__EXERCISE BRIEF__.
Write out all entries word for word.

__INPUT RECORDS__.
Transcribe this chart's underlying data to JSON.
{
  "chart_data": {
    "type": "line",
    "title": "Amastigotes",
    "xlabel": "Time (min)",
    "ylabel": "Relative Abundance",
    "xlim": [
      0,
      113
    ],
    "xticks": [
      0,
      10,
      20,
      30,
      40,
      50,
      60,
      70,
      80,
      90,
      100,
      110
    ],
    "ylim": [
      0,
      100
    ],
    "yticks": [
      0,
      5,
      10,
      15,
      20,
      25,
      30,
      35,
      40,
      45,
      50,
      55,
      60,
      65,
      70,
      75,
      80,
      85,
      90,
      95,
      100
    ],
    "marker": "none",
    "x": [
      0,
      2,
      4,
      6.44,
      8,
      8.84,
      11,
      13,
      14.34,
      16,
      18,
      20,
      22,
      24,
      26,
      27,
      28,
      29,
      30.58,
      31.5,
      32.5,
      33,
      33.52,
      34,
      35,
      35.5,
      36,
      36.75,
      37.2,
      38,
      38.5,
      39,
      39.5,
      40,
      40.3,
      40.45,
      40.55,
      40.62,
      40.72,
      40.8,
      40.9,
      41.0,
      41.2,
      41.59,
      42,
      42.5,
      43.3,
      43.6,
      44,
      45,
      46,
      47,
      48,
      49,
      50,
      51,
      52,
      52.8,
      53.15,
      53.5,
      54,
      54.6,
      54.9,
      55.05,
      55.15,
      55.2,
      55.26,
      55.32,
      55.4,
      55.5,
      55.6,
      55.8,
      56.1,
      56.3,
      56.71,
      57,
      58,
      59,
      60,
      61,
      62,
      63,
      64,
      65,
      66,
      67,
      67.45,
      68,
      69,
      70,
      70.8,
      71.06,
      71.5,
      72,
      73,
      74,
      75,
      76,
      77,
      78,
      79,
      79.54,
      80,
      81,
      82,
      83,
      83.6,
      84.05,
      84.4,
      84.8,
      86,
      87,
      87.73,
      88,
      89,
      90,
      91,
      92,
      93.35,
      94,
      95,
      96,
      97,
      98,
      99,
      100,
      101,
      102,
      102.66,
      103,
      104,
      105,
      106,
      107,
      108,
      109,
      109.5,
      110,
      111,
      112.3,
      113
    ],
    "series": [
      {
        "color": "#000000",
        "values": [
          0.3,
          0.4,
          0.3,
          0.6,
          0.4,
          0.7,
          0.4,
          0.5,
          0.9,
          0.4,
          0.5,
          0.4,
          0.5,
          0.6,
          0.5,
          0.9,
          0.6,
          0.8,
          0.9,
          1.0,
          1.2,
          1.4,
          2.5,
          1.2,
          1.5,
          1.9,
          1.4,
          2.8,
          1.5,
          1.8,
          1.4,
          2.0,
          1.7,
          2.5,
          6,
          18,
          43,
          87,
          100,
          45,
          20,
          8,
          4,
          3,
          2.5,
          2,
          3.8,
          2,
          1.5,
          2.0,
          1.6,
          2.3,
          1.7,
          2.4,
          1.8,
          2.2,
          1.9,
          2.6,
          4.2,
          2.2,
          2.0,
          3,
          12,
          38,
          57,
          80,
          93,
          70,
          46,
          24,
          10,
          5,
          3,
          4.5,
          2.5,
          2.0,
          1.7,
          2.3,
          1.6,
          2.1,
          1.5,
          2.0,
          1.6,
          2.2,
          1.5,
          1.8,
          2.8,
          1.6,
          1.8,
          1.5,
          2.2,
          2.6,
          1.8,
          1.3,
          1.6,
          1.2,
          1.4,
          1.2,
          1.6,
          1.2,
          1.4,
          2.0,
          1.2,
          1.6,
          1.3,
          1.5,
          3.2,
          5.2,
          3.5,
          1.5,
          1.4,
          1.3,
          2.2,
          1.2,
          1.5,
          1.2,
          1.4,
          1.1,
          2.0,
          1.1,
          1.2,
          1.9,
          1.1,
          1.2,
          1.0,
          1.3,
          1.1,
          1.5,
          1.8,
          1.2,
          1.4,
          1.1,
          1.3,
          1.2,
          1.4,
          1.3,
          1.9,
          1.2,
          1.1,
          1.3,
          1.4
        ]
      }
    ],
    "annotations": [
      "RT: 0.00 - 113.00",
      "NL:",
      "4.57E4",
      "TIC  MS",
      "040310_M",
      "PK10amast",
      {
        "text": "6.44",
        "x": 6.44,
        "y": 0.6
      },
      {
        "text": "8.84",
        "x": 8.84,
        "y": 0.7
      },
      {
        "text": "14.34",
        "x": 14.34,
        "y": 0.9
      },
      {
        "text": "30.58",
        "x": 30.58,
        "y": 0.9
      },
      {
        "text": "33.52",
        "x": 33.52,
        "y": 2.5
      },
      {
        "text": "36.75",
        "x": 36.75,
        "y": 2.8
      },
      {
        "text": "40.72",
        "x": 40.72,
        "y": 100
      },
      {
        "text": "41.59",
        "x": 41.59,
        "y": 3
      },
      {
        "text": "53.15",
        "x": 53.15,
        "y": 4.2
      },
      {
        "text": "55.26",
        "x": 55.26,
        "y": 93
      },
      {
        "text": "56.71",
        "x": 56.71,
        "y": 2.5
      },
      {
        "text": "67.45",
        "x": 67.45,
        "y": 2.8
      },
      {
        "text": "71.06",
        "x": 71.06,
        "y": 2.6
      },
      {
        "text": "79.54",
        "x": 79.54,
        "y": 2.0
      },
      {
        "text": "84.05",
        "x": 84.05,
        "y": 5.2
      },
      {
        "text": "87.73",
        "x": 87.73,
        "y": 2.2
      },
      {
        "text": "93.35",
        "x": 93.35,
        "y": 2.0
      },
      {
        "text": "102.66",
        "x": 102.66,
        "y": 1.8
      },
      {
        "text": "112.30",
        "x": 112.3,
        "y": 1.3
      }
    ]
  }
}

__OUTPUT FOR THIS TASK__.
Transcribe this chart's underlying data to JSON.
{
  "chart_data": {
    "type": "line",
    "title": "Amastigotes",
    "xlabel": "Time (min)",
    "ylabel": "Relative Abundance",
    "xlim": [
      0,
      113
    ],
    "xticks": [
      0,
      10,
      20,
      30,
      40,
      50,
      60,
      70,
      80,
      90,
      100,
      110
    ],
    "ylim": [
      0,
      100
    ],
    "yticks": [
      0,
      5,
      10,
      15,
      20,
      25,
      30,
      35,
      40,
      45,
      50,
      55,
      60,
      65,
      70,
      75,
      80,
      85,
      90,
      95,
      100
    ],
    "marker": "none",
    "x": [
      0,
      2,
      4,
      6.44,
      8,
      8.84,
      11,
      13,
      14.34,
      16,
      18,
      20,
      22,
      24,
      26,
      27,
      28,
      29,
      30.58,
      31.5,
      32.5,
      33,
      33.52,
      34,
      35,
      35.5,
      36,
      36.75,
      37.2,
      38,
      38.5,
      39,
      39.5,
      40,
      40.3,
      40.45,
      40.55,
      40.62,
      40.72,
      40.8,
      40.9,
      41.0,
      41.2,
      41.59,
      42,
      42.5,
      43.3,
      43.6,
      44,
      45,
      46,
      47,
      48,
      49,
      50,
      51,
      52,
      52.8,
      53.15,
      53.5,
      54,
      54.6,
      54.9,
      55.05,
      55.15,
      55.2,
      55.26,
      55.32,
      55.4,
      55.5,
      55.6,
      55.8,
      56.1,
      56.3,
      56.71,
      57,
      58,
      59,
      60,
      61,
      62,
      63,
      64,
      65,
      66,
      67,
      67.45,
      68,
      69,
      70,
      70.8,
      71.06,
      71.5,
      72,
      73,
      74,
      75,
      76,
      77,
      78,
      79,
      79.54,
      80,
      81,
      82,
      83,
      83.6,
      84.05,
      84.4,
      84.8,
      86,
      87,
      87.73,
      88,
      89,
      90,
      91,
      92,
      93.35,
      94,
      95,
      96,
      97,
      98,
      99,
      100,
      101,
      102,
      102.66,
      103,
      104,
      105,
      106,
      107,
      108,
      109,
      109.5,
      110,
      111,
      112.3,
      113
    ],
    "series": [
      {
        "color": "#000000",
        "values": [
          0.3,
          0.4,
          0.3,
          0.6,
          0.4,
          0.7,
          0.4,
          0.5,
          0.9,
          0.4,
          0.5,
          0.4,
          0.5,
          0.6,
          0.5,
          0.9,
          0.6,
          0.8,
          0.9,
          1.0,
          1.2,
          1.4,
          2.5,
          1.2,
          1.5,
          1.9,
          1.4,
          2.8,
          1.5,
          1.8,
          1.4,
          2.0,
          1.7,
          2.5,
          6,
          18,
          43,
          87,
          100,
          45,
          20,
          8,
          4,
          3,
          2.5,
          2,
          3.8,
          2,
          1.5,
          2.0,
          1.6,
          2.3,
          1.7,
          2.4,
          1.8,
          2.2,
          1.9,
          2.6,
          4.2,
          2.2,
          2.0,
          3,
          12,
          38,
          57,
          80,
          93,
          70,
          46,
          24,
          10,
          5,
          3,
          4.5,
          2.5,
          2.0,
          1.7,
          2.3,
          1.6,
          2.1,
          1.5,
          2.0,
          1.6,
          2.2,
          1.5,
          1.8,
          2.8,
          1.6,
          1.8,
          1.5,
          2.2,
          2.6,
          1.8,
          1.3,
          1.6,
          1.2,
          1.4,
          1.2,
          1.6,
          1.2,
          1.4,
          2.0,
          1.2,
          1.6,
          1.3,
          1.5,
          3.2,
          5.2,
          3.5,
          1.5,
          1.4,
          1.3,
          2.2,
          1.2,
          1.5,
          1.2,
          1.4,
          1.1,
          2.0,
          1.1,
          1.2,
          1.9,
          1.1,
          1.2,
          1.0,
          1.3,
          1.1,
          1.5,
          1.8,
          1.2,
          1.4,
          1.1,
          1.3,
          1.2,
          1.4,
          1.3,
          1.9,
          1.2,
          1.1,
          1.3,
          1.4
        ]
      }
    ],
    "annotations": [
      "RT: 0.00 - 113.00",
      "NL:",
      "4.57E4",
      "TIC  MS",
      "040310_M",
      "PK10amast",
      {
        "text": "6.44",
        "x": 6.44,
        "y": 0.6
      },
      {
        "text": "8.84",
        "x": 8.84,
        "y": 0.7
      },
      {
        "text": "14.34",
        "x": 14.34,
        "y": 0.9
      },
      {
        "text": "30.58",
        "x": 30.58,
        "y": 0.9
      },
      {
        "text": "33.52",
        "x": 33.52,
        "y": 2.5
      },
      {
        "text": "36.75",
        "x": 36.75,
        "y": 2.8
      },
      {
        "text": "40.72",
        "x": 40.72,
        "y": 100
      },
      {
        "text": "41.59",
        "x": 41.59,
        "y": 3
      },
      {
        "text": "53.15",
        "x": 53.15,
        "y": 4.2
      },
      {
        "text": "55.26",
        "x": 55.26,
        "y": 93
      },
      {
        "text": "56.71",
        "x": 56.71,
        "y": 2.5
      },
      {
        "text": "67.45",
        "x": 67.45,
        "y": 2.8
      },
      {
        "text": "71.06",
        "x": 71.06,
        "y": 2.6
      },
      {
        "text": "79.54",
        "x": 79.54,
        "y": 2.0
      },
      {
        "text": "84.05",
        "x": 84.05,
        "y": 5.2
      },
      {
        "text": "87.73",
        "x": 87.73,
        "y": 2.2
      },
      {
        "text": "93.35",
        "x": 93.35,
        "y": 2.0
      },
      {
        "text": "102.66",
        "x": 102.66,
        "y": 1.8
      },
      {
        "text": "112.30",
        "x": 112.3,
        "y": 1.3
      }
    ]
  }
}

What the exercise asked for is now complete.